— REQUIREMENTS —
Could you print every record below exactly as it appears?

— DATASET RECORDS —
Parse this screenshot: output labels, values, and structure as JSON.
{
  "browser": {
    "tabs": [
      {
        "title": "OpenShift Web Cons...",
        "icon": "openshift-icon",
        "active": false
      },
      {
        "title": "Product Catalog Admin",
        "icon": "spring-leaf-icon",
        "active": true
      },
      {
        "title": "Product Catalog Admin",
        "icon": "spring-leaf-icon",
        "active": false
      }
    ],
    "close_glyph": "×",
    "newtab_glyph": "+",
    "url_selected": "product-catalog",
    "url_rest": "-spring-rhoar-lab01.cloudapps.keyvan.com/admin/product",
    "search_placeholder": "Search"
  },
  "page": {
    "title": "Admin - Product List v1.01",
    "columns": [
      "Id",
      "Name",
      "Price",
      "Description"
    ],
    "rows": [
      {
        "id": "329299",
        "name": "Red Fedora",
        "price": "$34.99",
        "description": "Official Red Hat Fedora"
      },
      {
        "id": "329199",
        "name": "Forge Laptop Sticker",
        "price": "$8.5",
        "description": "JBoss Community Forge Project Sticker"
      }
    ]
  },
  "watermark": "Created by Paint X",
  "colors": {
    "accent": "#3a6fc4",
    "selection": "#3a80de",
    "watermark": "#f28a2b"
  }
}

— TASK ANSWER —
Parse this screenshot: output labels, values, and structure as JSON.
{
  "browser": {
    "tabs": [
      {
        "title": "OpenShift Web Cons...",
        "icon": "openshift-icon",
        "active": false
      },
      {
        "title": "Product Catalog Admin",
        "icon": "spring-leaf-icon",
        "active": true
      },
      {
        "title": "Product Catalog Admin",
        "icon": "spring-leaf-icon",
        "active": false
      }
    ],
    "close_glyph": "×",
    "newtab_glyph": "+",
    "url_selected": "product-catalog",
    "url_rest": "-spring-rhoar-lab01.cloudapps.keyvan.com/admin/product",
    "search_placeholder": "Search"
  },
  "page": {
    "title": "Admin - Product List v1.01",
    "columns": [
      "Id",
      "Name",
      "Price",
      "Description"
    ],
    "rows": [
      {
        "id": "329299",
        "name": "Red Fedora",
        "price": "$34.99",
        "description": "Official Red Hat Fedora"
      },
      {
        "id": "329199",
        "name": "Forge Laptop Sticker",
        "price": "$8.5",
        "description": "JBoss Community Forge Project Sticker"
      }
    ]
  },
  "watermark": "Created by Paint X",
  "colors": {
    "accent": "#3a6fc4",
    "selection": "#3a80de",
    "watermark": "#f28a2b"
  }
}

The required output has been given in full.